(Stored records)
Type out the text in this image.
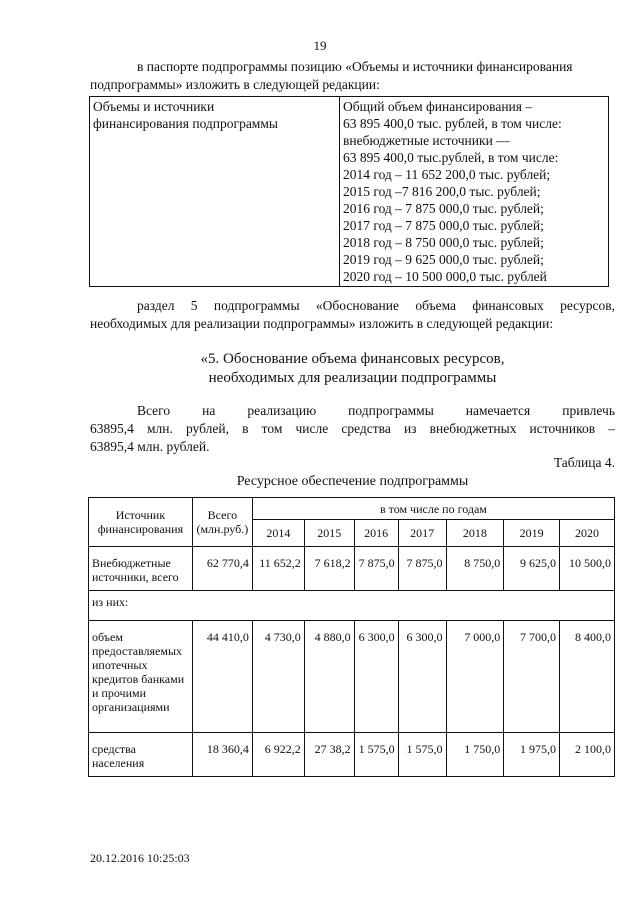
19
в паспорте подпрограммы позицию «Объемы и источники финансирования
подпрограммы» изложить в следующей редакции:
Объемы и источники
финансирования подпрограммы

Общий объем финансирования –
63 895 400,0 тыс. рублей, в том числе:
внебюджетные источники —
63 895 400,0 тыс.рублей, в том числе:
2014 год – 11 652 200,0 тыс. рублей;
2015 год –7 816 200,0 тыс. рублей;
2016 год – 7 875 000,0 тыс. рублей;
2017 год – 7 875 000,0 тыс. рублей;
2018 год – 8 750 000,0 тыс. рублей;
2019 год – 9 625 000,0 тыс. рублей;
2020 год – 10 500 000,0 тыс. рублей
раздел 5 подпрограммы «Обоснование объема финансовых ресурсов,
необходимых для реализации подпрограммы» изложить в следующей редакции:
«5. Обоснование объема финансовых ресурсов,
необходимых для реализации подпрограммы
Всего на реализацию подпрограммы намечается привлечь
63895,4 млн. рублей, в том числе средства из внебюджетных источников –
63895,4 млн. рублей.
Таблица 4.
Ресурсное обеспечение подпрограммы
Источник финансирования	Всего (млн.руб.)	в том числе по годам						
		2014	2015	2016	2017	2018	2019	2020
Внебюджетные источники, всего	62 770,4	11 652,2	7 618,2	7 875,0	7 875,0	8 750,0	9 625,0	10 500,0
из них:								
объем предоставляемых ипотечных кредитов банками и прочими организациями	44 410,0	4 730,0	4 880,0	6 300,0	6 300,0	7 000,0	7 700,0	8 400,0
средства населения	18 360,4	6 922,2	27 38,2	1 575,0	1 575,0	1 750,0	1 975,0	2 100,0
20.12.2016 10:25:03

→ **SHORT PROBLEM**: From the entries above, select each line containing the string "ресурсов".

→ **ANSWER TO THE EXERCISE**:
раздел 5 подпрограммы «Обоснование объема финансовых ресурсов,
«5. Обоснование объема финансовых ресурсов,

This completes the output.